(Stored records)
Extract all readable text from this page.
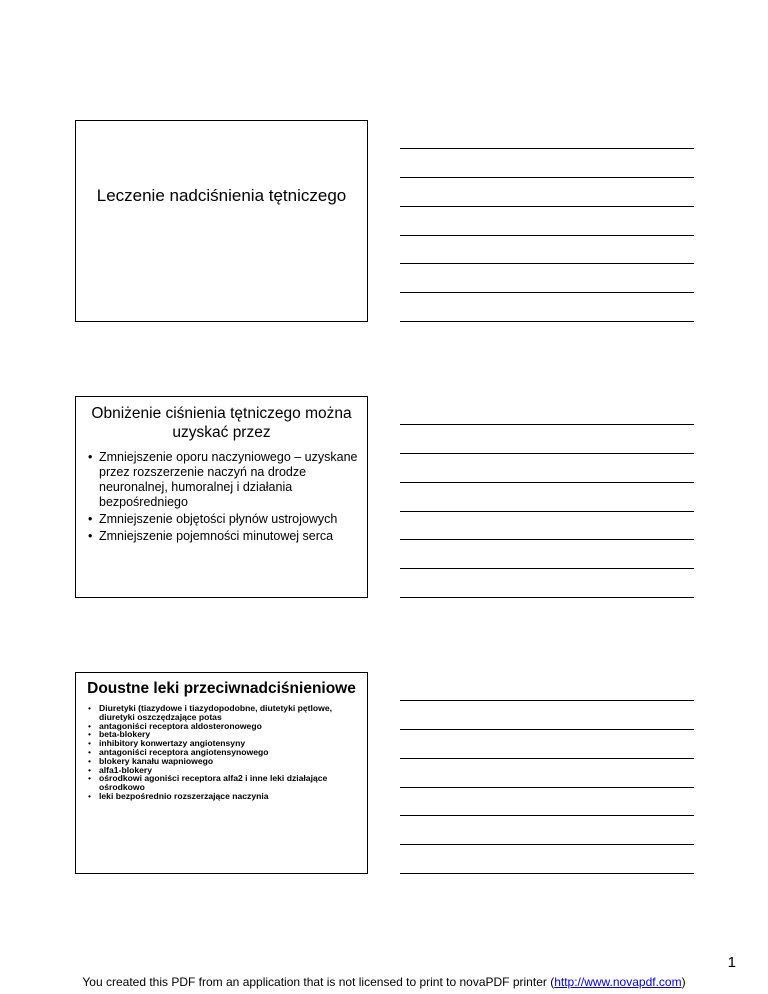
Leczenie nadciśnienia tętniczego
Obniżenie ciśnienia tętniczego można uzyskać przez
• Zmniejszenie oporu naczyniowego – uzyskane przez rozszerzenie naczyń na drodze neuronalnej, humoralnej i działania bezpośredniego
• Zmniejszenie objętości płynów ustrojowych
• Zmniejszenie pojemności minutowej serca
Doustne leki przeciwnadciśnieniowe
• Diuretyki (tiazydowe i tiazydopodobne, diutetyki pętlowe, diuretyki oszczędzające potas
• antagoniści receptora aldosteronowego
• beta-blokery
• inhibitory konwertazy angiotensyny
• antagoniści receptora angiotensynowego
• blokery kanału wapniowego
• alfa1-blokery
• ośrodkowi agoniści receptora alfa2 i inne leki działające ośrodkowo
• leki bezpośrednio rozszerzające naczynia
1
You created this PDF from an application that is not licensed to print to novaPDF printer (http://www.novapdf.com)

### Prompt
Transcribe the whole listing exactly. Pictures are excluded.

### Result for this exercise
Extract all readable text from this page.
Leczenie nadciśnienia tętniczego
Obniżenie ciśnienia tętniczego można uzyskać przez
• Zmniejszenie oporu naczyniowego – uzyskane przez rozszerzenie naczyń na drodze neuronalnej, humoralnej i działania bezpośredniego
• Zmniejszenie objętości płynów ustrojowych
• Zmniejszenie pojemności minutowej serca
Doustne leki przeciwnadciśnieniowe
• Diuretyki (tiazydowe i tiazydopodobne, diutetyki pętlowe, diuretyki oszczędzające potas
• antagoniści receptora aldosteronowego
• beta-blokery
• inhibitory konwertazy angiotensyny
• antagoniści receptora angiotensynowego
• blokery kanału wapniowego
• alfa1-blokery
• ośrodkowi agoniści receptora alfa2 i inne leki działające ośrodkowo
• leki bezpośrednio rozszerzające naczynia
1
You created this PDF from an application that is not licensed to print to novaPDF printer (http://www.novapdf.com)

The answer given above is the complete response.